## Exercise directions
Write out each line exactly as given. Leave the pictures out of your copy.

Records excerpted from a collection
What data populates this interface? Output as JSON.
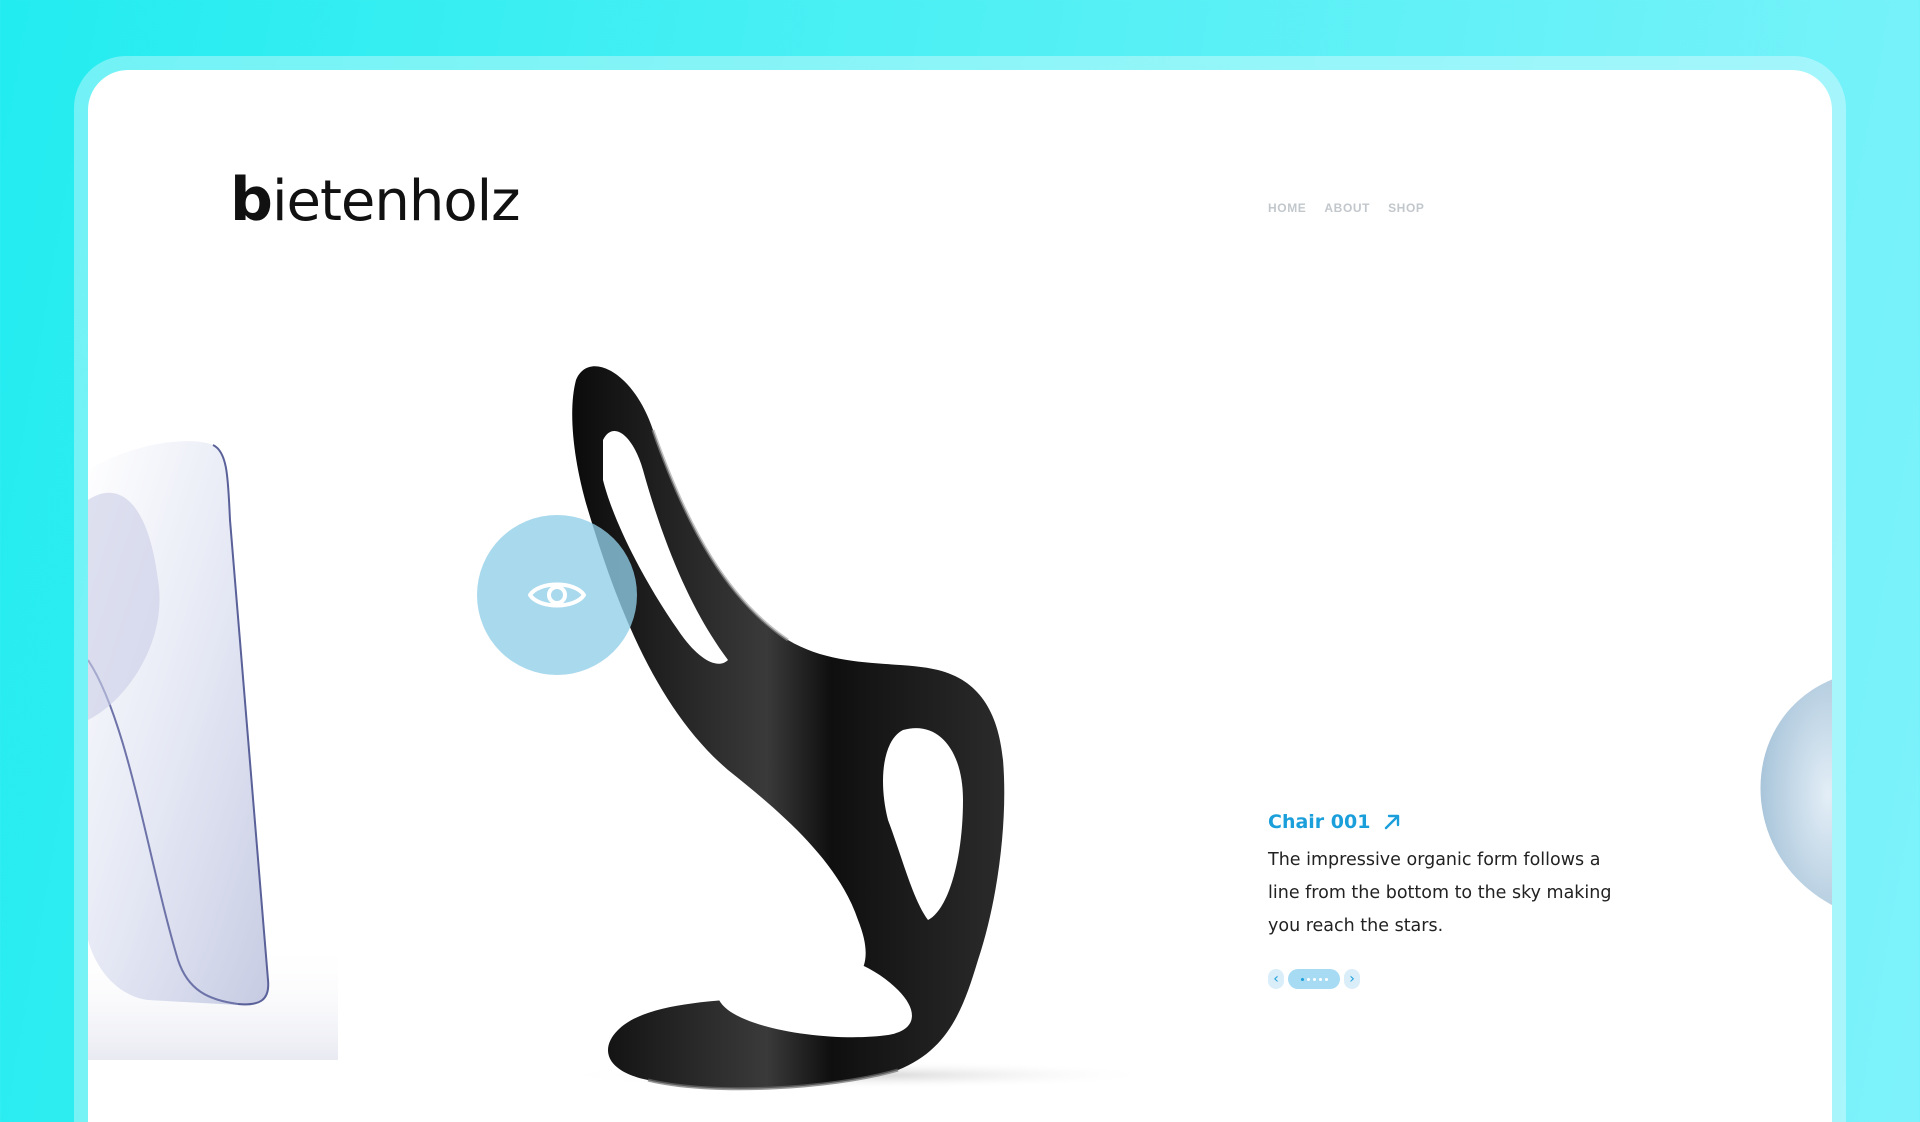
{
  "brand": {
    "logo_bold": "b",
    "logo_rest": "ietenholz"
  },
  "nav": {
    "items": [
      "HOME",
      "ABOUT",
      "SHOP"
    ]
  },
  "product": {
    "title": "Chair 001",
    "description": "The impressive organic form follows a line from the bottom to the sky making you reach the stars.",
    "pager": {
      "prev_icon": "‹",
      "next_icon": "›",
      "total_dots": 5,
      "active_dot": 1
    }
  },
  "icons": {
    "view": "eye-icon",
    "link": "arrow-up-right-icon"
  },
  "colors": {
    "background_gradient_start": "#22ecf0",
    "background_gradient_end": "#7ef2fb",
    "accent": "#1a9fdb",
    "view_button": "#91cee8",
    "nav_text": "#c2c7cc"
  }
}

## Response to this exercise
What data populates this interface? Output as JSON.
{
  "brand": {
    "logo_bold": "b",
    "logo_rest": "ietenholz"
  },
  "nav": {
    "items": [
      "HOME",
      "ABOUT",
      "SHOP"
    ]
  },
  "product": {
    "title": "Chair 001",
    "description": "The impressive organic form follows a line from the bottom to the sky making you reach the stars.",
    "pager": {
      "prev_icon": "‹",
      "next_icon": "›",
      "total_dots": 5,
      "active_dot": 1
    }
  },
  "icons": {
    "view": "eye-icon",
    "link": "arrow-up-right-icon"
  },
  "colors": {
    "background_gradient_start": "#22ecf0",
    "background_gradient_end": "#7ef2fb",
    "accent": "#1a9fdb",
    "view_button": "#91cee8",
    "nav_text": "#c2c7cc"
  }
}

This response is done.